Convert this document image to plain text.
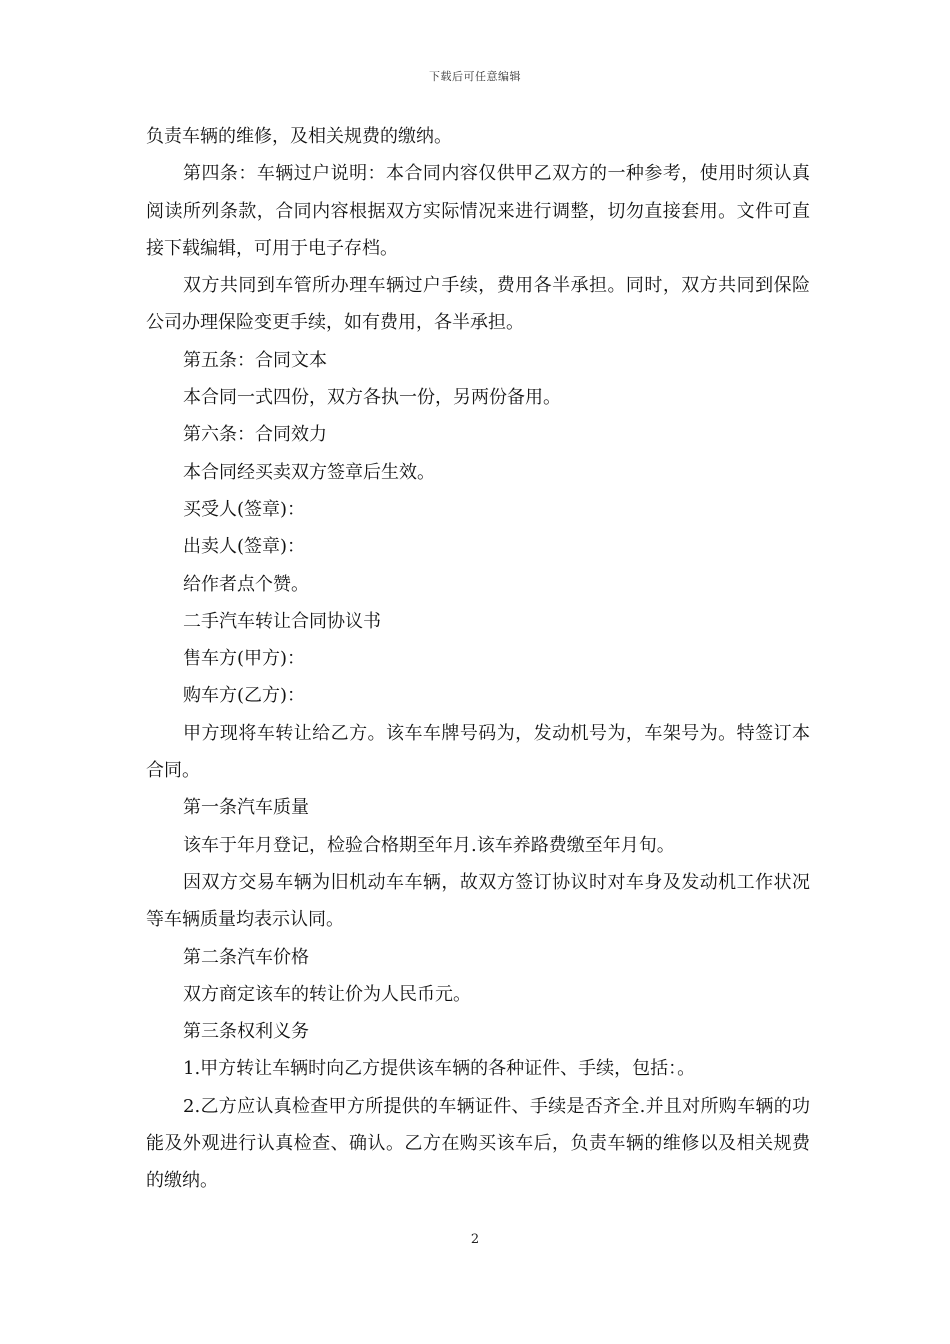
下载后可任意编辑

负责车辆的维修，及相关规费的缴纳。

第四条：车辆过户说明：本合同内容仅供甲乙双方的一种参考，使用时须认真阅读所列条款，合同内容根据双方实际情况来进行调整，切勿直接套用。文件可直接下载编辑，可用于电子存档。

双方共同到车管所办理车辆过户手续，费用各半承担。同时，双方共同到保险公司办理保险变更手续，如有费用，各半承担。

第五条：合同文本

本合同一式四份，双方各执一份，另两份备用。

第六条：合同效力

本合同经买卖双方签章后生效。

买受人(签章)：

出卖人(签章)：

给作者点个赞。

二手汽车转让合同协议书

售车方(甲方)：

购车方(乙方)：

甲方现将车转让给乙方。该车车牌号码为，发动机号为，车架号为。特签订本合同。

第一条汽车质量

该车于年月登记，检验合格期至年月.该车养路费缴至年月旬。

因双方交易车辆为旧机动车车辆，故双方签订协议时对车身及发动机工作状况等车辆质量均表示认同。

第二条汽车价格

双方商定该车的转让价为人民币元。

第三条权利义务

1.甲方转让车辆时向乙方提供该车辆的各种证件、手续，包括：。

2.乙方应认真检查甲方所提供的车辆证件、手续是否齐全.并且对所购车辆的功能及外观进行认真检查、确认。乙方在购买该车后，负责车辆的维修以及相关规费的缴纳。

2
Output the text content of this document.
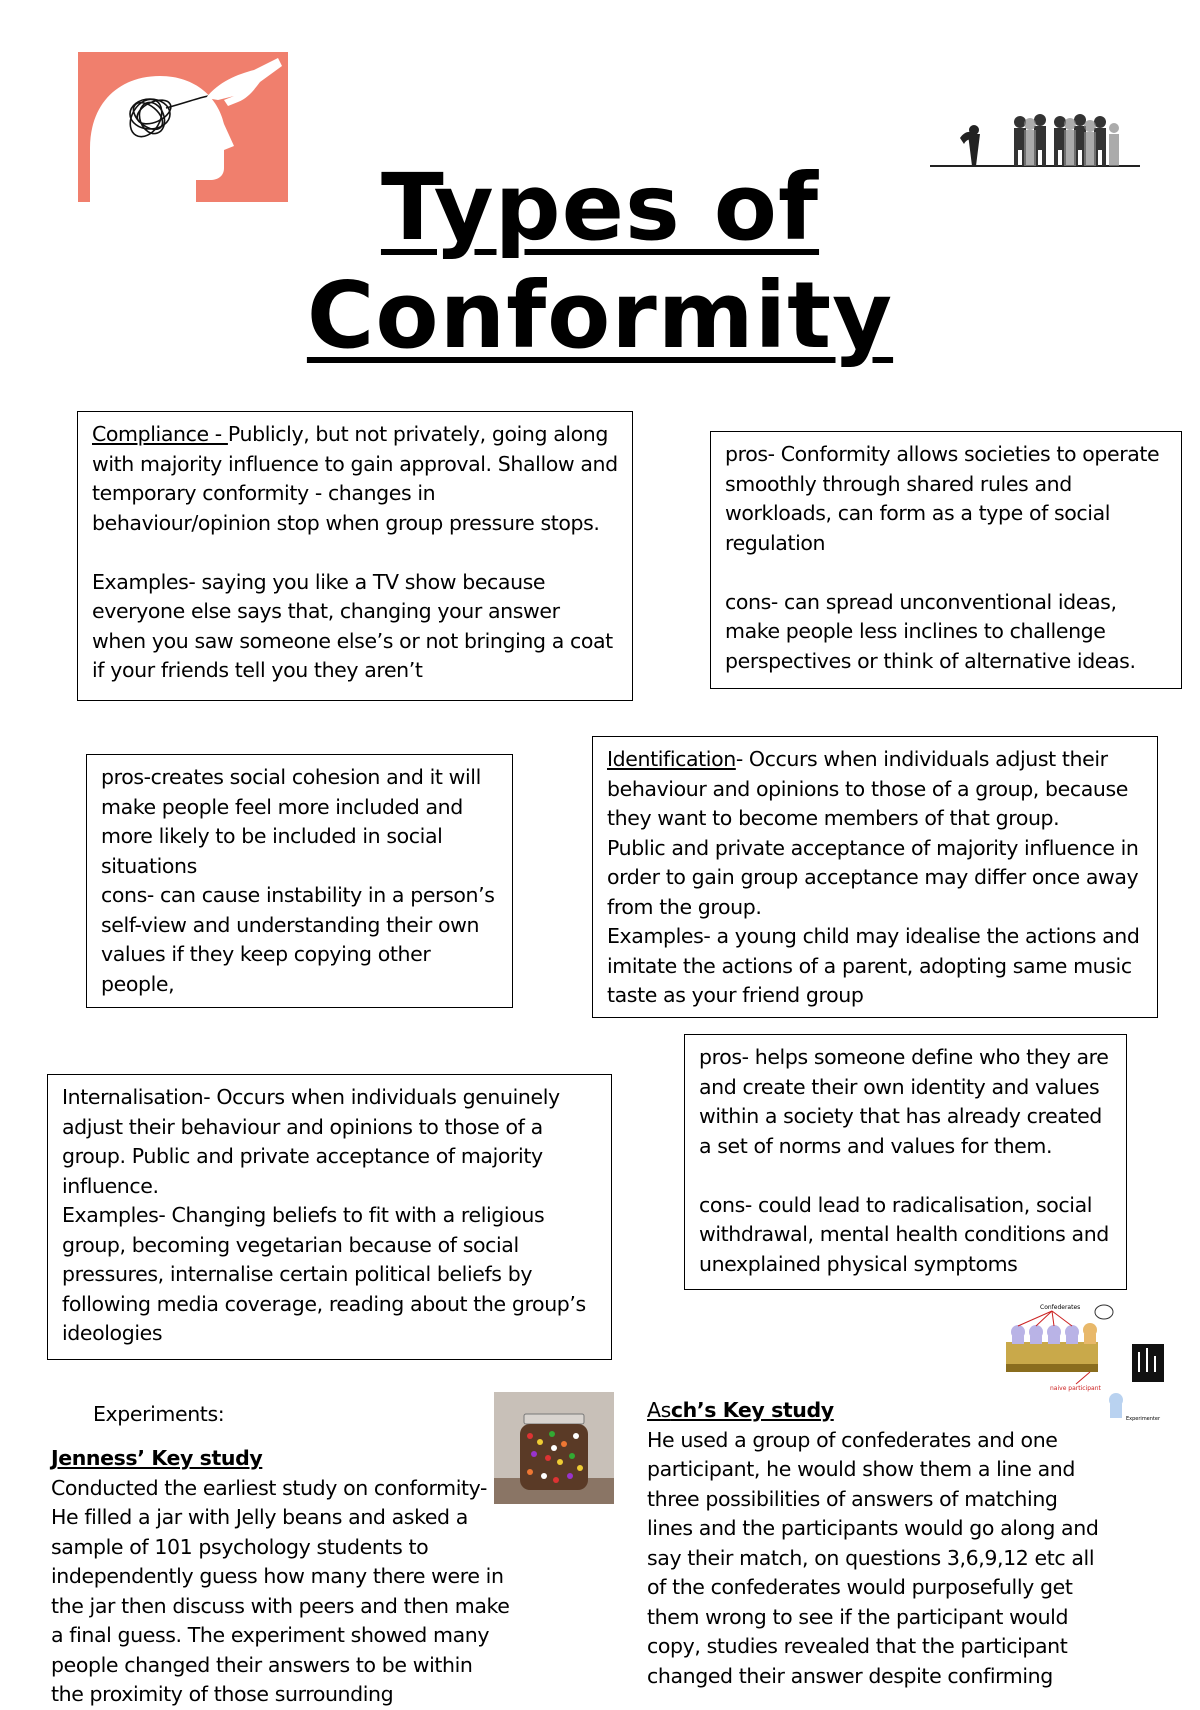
Types of
Conformity

Compliance - Publicly, but not privately, going along with majority influence to gain approval. Shallow and temporary conformity - changes in behaviour/opinion stop when group pressure stops.

Examples- saying you like a TV show because everyone else says that, changing your answer when you saw someone else’s or not bringing a coat if your friends tell you they aren’t

pros- Conformity allows societies to operate smoothly through shared rules and workloads, can form as a type of social regulation

cons- can spread unconventional ideas, make people less inclines to challenge perspectives or think of alternative ideas.

pros-creates social cohesion and it will make people feel more included and more likely to be included in social situations

cons- can cause instability in a person’s self-view and understanding their own values if they keep copying other people,

Identification- Occurs when individuals adjust their behaviour and opinions to those of a group, because they want to become members of that group.

Public and private acceptance of majority influence in order to gain group acceptance may differ once away from the group.

Examples- a young child may idealise the actions and imitate the actions of a parent, adopting same music taste as your friend group

pros- helps someone define who they are and create their own identity and values within a society that has already created a set of norms and values for them.

cons- could lead to radicalisation, social withdrawal, mental health conditions and unexplained physical symptoms

Internalisation- Occurs when individuals genuinely adjust their behaviour and opinions to those of a group. Public and private acceptance of majority influence.

Examples- Changing beliefs to fit with a religious group, becoming vegetarian because of social pressures, internalise certain political beliefs by following media coverage, reading about the group’s ideologies

Confederates
naive participant
Experimenter
Experiments:
Jenness’ Key study
Conducted the earliest study on conformity- He filled a jar with Jelly beans and asked a sample of 101 psychology students to independently guess how many there were in the jar then discuss with peers and then make a final guess. The experiment showed many people changed their answers to be within the proximity of those surrounding
Asch’s Key study
He used a group of confederates and one participant, he would show them a line and three possibilities of answers of matching lines and the participants would go along and say their match, on questions 3,6,9,12 etc all of the confederates would purposefully get them wrong to see if the participant would copy, studies revealed that the participant changed their answer despite confirming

Task to carry out:
Quote all of the entries word for word, omitting any pictures.

Output below:
Convert this document image to plain text.
下载后可任意编辑

负责车辆的维修，及相关规费的缴纳。

第四条：车辆过户说明：本合同内容仅供甲乙双方的一种参考，使用时须认真阅读所列条款，合同内容根据双方实际情况来进行调整，切勿直接套用。文件可直接下载编辑，可用于电子存档。

双方共同到车管所办理车辆过户手续，费用各半承担。同时，双方共同到保险公司办理保险变更手续，如有费用，各半承担。

第五条：合同文本

本合同一式四份，双方各执一份，另两份备用。

第六条：合同效力

本合同经买卖双方签章后生效。

买受人(签章)：

出卖人(签章)：

给作者点个赞。

二手汽车转让合同协议书

售车方(甲方)：

购车方(乙方)：

甲方现将车转让给乙方。该车车牌号码为，发动机号为，车架号为。特签订本合同。

第一条汽车质量

该车于年月登记，检验合格期至年月.该车养路费缴至年月旬。

因双方交易车辆为旧机动车车辆，故双方签订协议时对车身及发动机工作状况等车辆质量均表示认同。

第二条汽车价格

双方商定该车的转让价为人民币元。

第三条权利义务

1.甲方转让车辆时向乙方提供该车辆的各种证件、手续，包括：。

2.乙方应认真检查甲方所提供的车辆证件、手续是否齐全.并且对所购车辆的功能及外观进行认真检查、确认。乙方在购买该车后，负责车辆的维修以及相关规费的缴纳。

2
Output the text content of this document.
Types of
Conformity

Compliance - Publicly, but not privately, going along with majority influence to gain approval. Shallow and temporary conformity - changes in behaviour/opinion stop when group pressure stops.

Examples- saying you like a TV show because everyone else says that, changing your answer when you saw someone else’s or not bringing a coat if your friends tell you they aren’t

pros- Conformity allows societies to operate smoothly through shared rules and workloads, can form as a type of social regulation

cons- can spread unconventional ideas, make people less inclines to challenge perspectives or think of alternative ideas.

pros-creates social cohesion and it will make people feel more included and more likely to be included in social situations

cons- can cause instability in a person’s self-view and understanding their own values if they keep copying other people,

Identification- Occurs when individuals adjust their behaviour and opinions to those of a group, because they want to become members of that group.

Public and private acceptance of majority influence in order to gain group acceptance may differ once away from the group.

Examples- a young child may idealise the actions and imitate the actions of a parent, adopting same music taste as your friend group

pros- helps someone define who they are and create their own identity and values within a society that has already created a set of norms and values for them.

cons- could lead to radicalisation, social withdrawal, mental health conditions and unexplained physical symptoms

Internalisation- Occurs when individuals genuinely adjust their behaviour and opinions to those of a group. Public and private acceptance of majority influence.

Examples- Changing beliefs to fit with a religious group, becoming vegetarian because of social pressures, internalise certain political beliefs by following media coverage, reading about the group’s ideologies

Confederates
naive participant
Experimenter
Experiments:
Jenness’ Key study
Conducted the earliest study on conformity- He filled a jar with Jelly beans and asked a sample of 101 psychology students to independently guess how many there were in the jar then discuss with peers and then make a final guess. The experiment showed many people changed their answers to be within the proximity of those surrounding
Asch’s Key study
He used a group of confederates and one participant, he would show them a line and three possibilities of answers of matching lines and the participants would go along and say their match, on questions 3,6,9,12 etc all of the confederates would purposefully get them wrong to see if the participant would copy, studies revealed that the participant changed their answer despite confirming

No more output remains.